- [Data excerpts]
▬▬▬
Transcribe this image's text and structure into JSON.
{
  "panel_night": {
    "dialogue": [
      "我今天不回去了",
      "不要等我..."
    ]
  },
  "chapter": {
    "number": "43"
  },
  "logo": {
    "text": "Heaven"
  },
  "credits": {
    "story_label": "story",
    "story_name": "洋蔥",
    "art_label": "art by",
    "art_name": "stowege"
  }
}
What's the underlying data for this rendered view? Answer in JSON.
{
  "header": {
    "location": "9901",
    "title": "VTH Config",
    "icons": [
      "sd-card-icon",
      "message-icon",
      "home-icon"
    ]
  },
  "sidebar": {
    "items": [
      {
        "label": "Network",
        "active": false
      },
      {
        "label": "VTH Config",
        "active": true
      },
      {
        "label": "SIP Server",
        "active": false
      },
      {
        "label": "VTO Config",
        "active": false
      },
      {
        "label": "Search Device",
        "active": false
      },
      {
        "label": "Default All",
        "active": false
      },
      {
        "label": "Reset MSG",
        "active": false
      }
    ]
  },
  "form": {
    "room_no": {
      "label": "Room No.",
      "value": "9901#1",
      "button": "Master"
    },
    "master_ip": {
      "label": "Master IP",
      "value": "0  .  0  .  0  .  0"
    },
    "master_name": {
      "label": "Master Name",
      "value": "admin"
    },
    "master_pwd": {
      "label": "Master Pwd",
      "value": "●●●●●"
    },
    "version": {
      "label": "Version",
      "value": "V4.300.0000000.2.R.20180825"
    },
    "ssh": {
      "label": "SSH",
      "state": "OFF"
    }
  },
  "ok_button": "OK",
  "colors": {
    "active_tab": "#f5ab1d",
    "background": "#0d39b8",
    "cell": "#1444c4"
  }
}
▬▬▬
- [YOUR OBJECTIVE]
Collect the lines that hold "Config".

- [RESPONSE TO THIS TASK]
    "title": "VTH Config",
        "label": "VTH Config",
        "label": "VTO Config",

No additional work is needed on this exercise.